━━━ Entries supplied
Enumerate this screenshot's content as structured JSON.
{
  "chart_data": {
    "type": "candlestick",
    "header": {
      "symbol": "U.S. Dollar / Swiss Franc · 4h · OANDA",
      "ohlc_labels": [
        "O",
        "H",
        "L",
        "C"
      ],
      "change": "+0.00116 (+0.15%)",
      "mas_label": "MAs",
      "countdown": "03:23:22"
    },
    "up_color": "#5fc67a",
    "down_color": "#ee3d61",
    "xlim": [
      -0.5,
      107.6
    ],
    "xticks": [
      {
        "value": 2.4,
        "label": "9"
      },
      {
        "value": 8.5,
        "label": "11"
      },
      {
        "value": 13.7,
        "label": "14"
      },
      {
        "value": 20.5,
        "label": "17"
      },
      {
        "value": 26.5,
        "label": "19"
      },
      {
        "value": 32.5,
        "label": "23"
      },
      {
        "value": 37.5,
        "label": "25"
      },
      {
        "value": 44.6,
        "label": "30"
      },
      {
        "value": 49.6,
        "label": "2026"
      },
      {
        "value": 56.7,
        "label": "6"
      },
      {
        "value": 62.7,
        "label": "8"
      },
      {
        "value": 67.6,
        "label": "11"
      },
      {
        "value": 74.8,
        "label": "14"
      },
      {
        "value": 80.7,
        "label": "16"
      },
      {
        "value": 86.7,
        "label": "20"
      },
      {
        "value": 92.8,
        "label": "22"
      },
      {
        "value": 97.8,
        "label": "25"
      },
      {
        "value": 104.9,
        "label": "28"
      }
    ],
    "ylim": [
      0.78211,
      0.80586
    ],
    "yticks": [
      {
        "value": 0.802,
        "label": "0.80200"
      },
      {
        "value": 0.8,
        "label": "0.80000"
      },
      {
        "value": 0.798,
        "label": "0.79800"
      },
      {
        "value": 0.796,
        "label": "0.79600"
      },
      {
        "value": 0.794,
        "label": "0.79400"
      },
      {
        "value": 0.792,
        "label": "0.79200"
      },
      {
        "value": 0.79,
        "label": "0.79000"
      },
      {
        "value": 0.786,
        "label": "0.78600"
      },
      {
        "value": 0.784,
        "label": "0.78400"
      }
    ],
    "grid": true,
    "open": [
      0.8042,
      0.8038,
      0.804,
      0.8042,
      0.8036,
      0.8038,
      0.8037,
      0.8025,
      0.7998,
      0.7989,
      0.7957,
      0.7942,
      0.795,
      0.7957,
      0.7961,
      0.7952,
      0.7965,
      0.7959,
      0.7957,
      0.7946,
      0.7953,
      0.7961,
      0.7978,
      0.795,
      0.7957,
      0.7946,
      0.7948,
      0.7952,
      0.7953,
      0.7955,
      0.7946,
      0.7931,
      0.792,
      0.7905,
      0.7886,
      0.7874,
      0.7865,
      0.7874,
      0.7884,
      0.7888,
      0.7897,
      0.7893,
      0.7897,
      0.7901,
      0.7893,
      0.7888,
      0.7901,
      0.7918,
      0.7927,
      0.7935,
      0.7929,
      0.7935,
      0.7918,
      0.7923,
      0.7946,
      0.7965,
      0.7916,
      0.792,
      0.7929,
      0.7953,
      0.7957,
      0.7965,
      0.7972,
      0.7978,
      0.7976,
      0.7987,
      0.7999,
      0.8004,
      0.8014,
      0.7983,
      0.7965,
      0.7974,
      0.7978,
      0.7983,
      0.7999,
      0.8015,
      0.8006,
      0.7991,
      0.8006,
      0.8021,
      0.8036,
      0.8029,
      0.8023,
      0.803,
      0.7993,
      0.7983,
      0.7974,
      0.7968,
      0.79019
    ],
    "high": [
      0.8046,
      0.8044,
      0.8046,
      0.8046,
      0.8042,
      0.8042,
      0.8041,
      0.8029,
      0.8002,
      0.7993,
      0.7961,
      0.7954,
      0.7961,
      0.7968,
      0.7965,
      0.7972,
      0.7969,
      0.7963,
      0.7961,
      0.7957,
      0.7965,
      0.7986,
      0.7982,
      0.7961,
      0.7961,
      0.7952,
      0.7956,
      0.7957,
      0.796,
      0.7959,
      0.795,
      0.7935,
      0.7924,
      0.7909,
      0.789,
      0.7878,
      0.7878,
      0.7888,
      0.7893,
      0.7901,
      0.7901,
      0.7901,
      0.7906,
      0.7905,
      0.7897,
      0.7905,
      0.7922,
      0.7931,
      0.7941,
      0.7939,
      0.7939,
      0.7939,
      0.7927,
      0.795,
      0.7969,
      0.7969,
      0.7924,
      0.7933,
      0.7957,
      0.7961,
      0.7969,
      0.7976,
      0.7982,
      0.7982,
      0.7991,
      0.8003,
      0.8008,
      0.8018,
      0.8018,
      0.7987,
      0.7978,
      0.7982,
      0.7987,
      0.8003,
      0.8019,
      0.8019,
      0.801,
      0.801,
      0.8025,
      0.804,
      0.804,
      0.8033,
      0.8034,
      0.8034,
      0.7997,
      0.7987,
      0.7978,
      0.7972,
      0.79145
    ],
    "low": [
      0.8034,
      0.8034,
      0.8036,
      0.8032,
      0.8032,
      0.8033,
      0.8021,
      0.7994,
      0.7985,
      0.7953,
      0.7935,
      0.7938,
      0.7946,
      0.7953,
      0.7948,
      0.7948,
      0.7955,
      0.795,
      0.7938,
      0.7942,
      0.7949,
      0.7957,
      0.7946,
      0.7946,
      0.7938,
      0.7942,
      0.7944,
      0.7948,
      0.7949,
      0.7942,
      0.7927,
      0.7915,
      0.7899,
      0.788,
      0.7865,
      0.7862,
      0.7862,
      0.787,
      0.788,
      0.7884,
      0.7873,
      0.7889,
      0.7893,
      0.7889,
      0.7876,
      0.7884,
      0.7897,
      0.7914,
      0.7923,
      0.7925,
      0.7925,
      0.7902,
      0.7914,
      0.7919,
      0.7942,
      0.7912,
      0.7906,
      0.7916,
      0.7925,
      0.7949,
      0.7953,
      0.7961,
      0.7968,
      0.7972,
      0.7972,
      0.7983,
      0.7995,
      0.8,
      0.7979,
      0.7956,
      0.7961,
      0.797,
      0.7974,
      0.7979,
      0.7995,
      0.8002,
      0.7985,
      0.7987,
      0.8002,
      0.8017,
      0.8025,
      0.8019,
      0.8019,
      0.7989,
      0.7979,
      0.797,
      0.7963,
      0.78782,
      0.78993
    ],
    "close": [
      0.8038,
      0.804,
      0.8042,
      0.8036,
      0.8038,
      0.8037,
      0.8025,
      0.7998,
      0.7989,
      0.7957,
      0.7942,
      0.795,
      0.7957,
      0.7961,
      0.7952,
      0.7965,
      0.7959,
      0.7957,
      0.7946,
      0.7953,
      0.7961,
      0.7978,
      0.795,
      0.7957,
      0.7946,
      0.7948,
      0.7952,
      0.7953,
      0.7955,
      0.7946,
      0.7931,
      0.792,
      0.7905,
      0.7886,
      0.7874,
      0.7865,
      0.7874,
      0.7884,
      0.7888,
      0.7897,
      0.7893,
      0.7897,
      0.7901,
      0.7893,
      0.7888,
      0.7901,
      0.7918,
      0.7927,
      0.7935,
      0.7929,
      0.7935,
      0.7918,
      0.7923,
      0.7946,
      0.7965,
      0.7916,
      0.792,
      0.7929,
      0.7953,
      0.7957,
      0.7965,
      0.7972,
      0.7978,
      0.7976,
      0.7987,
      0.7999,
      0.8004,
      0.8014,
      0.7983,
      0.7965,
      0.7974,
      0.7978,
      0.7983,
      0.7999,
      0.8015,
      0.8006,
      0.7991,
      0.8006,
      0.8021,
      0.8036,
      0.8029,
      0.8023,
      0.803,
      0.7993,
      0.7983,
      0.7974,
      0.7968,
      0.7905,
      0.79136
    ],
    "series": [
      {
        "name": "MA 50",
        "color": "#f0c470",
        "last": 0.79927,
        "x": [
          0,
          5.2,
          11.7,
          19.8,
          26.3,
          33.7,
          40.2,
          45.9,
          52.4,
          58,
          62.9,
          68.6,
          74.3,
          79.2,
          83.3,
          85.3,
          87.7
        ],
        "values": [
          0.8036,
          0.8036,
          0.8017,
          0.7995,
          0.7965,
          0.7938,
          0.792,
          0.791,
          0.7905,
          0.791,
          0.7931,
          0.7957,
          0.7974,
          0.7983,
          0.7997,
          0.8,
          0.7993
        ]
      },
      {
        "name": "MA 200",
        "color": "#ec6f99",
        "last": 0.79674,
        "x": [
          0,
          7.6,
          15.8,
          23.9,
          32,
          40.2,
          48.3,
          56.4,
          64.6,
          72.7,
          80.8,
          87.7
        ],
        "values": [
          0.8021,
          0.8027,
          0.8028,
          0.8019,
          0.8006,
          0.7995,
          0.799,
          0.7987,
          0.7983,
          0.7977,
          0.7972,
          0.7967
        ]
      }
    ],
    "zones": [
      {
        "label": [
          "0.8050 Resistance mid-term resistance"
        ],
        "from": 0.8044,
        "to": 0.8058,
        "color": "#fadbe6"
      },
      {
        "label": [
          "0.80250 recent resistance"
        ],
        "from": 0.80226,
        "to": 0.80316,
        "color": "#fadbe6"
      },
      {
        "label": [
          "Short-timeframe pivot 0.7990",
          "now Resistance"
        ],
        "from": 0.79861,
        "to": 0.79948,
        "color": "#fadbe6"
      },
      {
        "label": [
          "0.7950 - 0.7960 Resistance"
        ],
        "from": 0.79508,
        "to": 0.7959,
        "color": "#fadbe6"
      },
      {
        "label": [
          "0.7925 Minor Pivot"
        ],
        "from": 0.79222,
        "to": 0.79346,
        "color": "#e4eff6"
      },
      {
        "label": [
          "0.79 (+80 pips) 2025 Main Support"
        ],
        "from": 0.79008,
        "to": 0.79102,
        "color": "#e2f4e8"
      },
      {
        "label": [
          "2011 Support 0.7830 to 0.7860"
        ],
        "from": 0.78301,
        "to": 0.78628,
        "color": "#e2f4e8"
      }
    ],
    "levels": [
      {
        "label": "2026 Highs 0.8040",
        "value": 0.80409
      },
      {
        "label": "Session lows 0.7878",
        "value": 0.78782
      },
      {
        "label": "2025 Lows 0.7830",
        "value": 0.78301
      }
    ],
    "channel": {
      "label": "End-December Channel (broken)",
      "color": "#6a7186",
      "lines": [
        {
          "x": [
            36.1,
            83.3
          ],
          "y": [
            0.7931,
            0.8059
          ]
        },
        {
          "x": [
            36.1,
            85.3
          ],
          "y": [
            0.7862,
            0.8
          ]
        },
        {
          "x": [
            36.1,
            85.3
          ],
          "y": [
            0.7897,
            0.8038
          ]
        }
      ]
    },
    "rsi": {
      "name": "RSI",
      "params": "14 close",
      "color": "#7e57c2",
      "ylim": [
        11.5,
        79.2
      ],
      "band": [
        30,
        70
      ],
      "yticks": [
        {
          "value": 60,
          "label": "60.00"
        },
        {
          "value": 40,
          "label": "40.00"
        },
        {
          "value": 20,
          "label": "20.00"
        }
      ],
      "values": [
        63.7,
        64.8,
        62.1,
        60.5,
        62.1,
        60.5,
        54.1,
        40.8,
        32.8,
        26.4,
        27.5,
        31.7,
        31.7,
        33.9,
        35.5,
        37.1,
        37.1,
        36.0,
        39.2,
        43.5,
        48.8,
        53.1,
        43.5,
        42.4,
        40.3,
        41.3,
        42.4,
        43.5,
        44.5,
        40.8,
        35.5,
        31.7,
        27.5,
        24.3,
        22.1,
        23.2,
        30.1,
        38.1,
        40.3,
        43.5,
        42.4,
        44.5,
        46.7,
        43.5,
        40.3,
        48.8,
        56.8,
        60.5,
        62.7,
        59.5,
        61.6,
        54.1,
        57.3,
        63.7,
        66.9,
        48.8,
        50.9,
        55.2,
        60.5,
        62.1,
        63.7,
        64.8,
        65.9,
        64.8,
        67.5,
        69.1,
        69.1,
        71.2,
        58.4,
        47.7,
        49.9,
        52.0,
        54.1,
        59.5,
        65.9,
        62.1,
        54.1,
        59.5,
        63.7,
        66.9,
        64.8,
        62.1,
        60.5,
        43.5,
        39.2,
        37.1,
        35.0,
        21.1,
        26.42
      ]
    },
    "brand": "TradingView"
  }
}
━━━━━━
Task instructions: Write out every line of the data that holds the word "Support".

Written answer:
          "0.79 (+80 pips) 2025 Main Support"
          "2011 Support 0.7830 to 0.7860"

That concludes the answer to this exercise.